- [TO BE DONE]: Gather each line of the entries below that includes "将会记录您的浏览".

---------- SUPPLIED DATA ----------

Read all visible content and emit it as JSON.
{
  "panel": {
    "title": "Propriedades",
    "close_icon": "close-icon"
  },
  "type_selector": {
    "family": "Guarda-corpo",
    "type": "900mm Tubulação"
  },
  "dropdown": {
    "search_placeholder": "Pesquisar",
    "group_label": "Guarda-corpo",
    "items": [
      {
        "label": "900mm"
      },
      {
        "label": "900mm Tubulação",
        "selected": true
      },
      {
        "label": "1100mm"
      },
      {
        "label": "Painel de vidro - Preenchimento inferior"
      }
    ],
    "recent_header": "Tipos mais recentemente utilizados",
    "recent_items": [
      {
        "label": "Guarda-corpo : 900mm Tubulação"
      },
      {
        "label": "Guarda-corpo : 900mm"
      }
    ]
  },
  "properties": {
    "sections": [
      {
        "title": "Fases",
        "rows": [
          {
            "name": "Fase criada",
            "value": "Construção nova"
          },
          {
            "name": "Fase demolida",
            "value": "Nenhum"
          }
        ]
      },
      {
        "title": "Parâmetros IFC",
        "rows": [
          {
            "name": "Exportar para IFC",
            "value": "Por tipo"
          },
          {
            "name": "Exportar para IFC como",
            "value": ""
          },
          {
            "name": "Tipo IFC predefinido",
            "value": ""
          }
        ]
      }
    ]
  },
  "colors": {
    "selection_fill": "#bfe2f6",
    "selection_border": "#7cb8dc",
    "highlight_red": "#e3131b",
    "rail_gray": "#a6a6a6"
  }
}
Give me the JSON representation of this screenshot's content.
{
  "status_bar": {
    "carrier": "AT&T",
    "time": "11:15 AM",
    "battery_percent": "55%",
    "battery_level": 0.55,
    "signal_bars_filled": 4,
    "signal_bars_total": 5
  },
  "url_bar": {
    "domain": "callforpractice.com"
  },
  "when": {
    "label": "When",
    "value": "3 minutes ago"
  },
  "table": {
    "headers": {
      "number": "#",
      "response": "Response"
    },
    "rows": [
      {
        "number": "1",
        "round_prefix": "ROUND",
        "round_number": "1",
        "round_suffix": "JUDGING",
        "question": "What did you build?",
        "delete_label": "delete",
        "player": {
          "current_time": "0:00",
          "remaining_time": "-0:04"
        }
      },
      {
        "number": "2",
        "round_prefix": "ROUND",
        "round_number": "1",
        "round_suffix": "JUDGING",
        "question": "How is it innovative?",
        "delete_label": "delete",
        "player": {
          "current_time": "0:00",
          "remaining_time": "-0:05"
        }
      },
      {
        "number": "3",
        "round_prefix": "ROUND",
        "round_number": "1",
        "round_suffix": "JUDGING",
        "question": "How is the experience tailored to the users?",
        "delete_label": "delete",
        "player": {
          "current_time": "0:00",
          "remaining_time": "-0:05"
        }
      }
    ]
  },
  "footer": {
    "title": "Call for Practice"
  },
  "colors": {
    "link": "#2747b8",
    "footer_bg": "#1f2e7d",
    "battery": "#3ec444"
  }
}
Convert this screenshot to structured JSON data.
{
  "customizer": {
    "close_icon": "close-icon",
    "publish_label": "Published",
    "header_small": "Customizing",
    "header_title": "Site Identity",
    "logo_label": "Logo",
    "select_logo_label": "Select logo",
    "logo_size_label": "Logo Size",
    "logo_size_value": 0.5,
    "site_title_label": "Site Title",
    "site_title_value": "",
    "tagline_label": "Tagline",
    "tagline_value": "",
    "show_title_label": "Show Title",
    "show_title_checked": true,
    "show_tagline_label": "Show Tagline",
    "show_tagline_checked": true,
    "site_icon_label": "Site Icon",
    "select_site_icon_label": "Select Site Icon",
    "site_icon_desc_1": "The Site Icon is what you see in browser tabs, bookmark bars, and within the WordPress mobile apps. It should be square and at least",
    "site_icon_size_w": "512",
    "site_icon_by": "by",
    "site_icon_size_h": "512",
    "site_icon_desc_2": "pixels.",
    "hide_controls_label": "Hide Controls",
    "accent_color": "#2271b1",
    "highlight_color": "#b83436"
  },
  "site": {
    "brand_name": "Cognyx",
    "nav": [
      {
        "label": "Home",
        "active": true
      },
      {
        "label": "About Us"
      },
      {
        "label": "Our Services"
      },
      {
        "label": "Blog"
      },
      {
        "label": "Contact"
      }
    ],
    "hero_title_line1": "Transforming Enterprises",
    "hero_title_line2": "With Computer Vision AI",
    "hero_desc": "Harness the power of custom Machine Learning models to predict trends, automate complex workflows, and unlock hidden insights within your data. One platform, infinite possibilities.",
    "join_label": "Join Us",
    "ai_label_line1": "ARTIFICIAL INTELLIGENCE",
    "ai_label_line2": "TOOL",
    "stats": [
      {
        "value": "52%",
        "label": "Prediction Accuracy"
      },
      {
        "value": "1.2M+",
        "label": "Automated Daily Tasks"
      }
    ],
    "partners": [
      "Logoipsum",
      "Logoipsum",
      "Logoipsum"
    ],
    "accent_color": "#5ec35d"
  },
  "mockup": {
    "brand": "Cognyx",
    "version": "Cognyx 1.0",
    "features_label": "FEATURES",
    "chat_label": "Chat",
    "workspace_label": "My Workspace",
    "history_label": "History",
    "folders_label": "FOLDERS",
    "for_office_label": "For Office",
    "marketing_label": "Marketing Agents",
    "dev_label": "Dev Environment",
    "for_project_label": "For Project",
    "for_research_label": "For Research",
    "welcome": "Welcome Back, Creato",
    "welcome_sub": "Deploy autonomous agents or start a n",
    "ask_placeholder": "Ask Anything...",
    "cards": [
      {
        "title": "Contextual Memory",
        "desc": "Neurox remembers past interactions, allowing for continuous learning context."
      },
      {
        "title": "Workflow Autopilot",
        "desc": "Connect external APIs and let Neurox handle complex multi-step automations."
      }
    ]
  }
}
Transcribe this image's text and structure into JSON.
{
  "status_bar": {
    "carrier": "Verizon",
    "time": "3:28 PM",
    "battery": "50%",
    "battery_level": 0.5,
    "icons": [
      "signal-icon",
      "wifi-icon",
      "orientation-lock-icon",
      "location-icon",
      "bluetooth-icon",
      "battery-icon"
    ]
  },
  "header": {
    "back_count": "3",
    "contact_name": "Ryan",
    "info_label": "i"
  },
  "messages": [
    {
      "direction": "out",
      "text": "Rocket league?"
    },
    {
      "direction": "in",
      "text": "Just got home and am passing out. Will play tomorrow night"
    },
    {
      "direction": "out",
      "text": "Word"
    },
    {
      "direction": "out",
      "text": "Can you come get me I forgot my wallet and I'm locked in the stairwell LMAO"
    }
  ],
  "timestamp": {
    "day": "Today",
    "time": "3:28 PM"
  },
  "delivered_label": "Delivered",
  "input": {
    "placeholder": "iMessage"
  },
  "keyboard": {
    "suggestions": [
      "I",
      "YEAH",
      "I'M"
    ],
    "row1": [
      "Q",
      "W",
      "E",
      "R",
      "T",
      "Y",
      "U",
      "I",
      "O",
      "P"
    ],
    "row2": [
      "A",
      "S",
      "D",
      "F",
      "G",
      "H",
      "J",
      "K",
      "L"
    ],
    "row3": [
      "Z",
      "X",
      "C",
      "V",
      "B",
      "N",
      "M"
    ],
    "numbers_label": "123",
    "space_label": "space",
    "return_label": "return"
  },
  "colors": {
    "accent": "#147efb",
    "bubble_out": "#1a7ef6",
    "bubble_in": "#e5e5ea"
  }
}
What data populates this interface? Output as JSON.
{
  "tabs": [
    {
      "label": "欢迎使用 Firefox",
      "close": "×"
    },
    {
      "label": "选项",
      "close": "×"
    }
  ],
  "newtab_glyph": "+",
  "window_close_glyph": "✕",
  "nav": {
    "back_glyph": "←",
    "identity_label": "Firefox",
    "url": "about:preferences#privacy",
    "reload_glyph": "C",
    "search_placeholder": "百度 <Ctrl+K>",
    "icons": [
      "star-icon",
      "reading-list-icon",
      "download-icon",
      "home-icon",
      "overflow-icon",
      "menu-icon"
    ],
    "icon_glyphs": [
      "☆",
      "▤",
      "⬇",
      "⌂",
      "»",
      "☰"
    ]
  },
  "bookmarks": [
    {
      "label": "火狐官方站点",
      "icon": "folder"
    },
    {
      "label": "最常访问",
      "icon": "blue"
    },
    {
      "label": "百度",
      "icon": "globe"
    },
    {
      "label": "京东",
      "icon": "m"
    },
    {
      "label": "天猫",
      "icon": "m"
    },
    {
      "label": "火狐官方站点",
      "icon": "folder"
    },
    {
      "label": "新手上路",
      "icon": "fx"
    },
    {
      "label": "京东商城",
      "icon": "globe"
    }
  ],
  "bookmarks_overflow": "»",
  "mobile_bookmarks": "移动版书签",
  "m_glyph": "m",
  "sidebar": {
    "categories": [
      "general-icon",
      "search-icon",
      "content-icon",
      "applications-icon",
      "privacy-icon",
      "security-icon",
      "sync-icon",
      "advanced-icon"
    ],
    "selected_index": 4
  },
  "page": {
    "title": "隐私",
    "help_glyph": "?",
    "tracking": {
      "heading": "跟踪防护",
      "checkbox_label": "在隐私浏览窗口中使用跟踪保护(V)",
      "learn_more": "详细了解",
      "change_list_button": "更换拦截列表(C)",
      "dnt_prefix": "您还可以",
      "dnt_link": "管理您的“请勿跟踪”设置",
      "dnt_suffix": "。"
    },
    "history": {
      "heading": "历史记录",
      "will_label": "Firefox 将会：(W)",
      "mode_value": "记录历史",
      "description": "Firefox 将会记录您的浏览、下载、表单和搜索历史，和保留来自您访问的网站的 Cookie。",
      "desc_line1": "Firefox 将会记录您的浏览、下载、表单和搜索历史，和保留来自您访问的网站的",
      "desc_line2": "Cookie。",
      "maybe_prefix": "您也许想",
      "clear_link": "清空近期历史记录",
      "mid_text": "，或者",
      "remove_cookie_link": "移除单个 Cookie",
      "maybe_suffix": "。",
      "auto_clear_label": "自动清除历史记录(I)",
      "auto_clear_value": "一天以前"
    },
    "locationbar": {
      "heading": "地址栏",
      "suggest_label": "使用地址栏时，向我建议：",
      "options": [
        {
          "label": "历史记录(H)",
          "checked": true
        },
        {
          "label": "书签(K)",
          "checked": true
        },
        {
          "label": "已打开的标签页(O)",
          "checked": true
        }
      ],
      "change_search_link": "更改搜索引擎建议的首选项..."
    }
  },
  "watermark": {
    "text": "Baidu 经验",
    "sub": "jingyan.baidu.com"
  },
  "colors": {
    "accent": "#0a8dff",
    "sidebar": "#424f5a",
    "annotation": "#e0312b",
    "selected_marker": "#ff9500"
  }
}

----------

- [EXERCISE RESULT]:
      "description": "Firefox 将会记录您的浏览、下载、表单和搜索历史，和保留来自您访问的网站的 Cookie。",
      "desc_line1": "Firefox 将会记录您的浏览、下载、表单和搜索历史，和保留来自您访问的网站的",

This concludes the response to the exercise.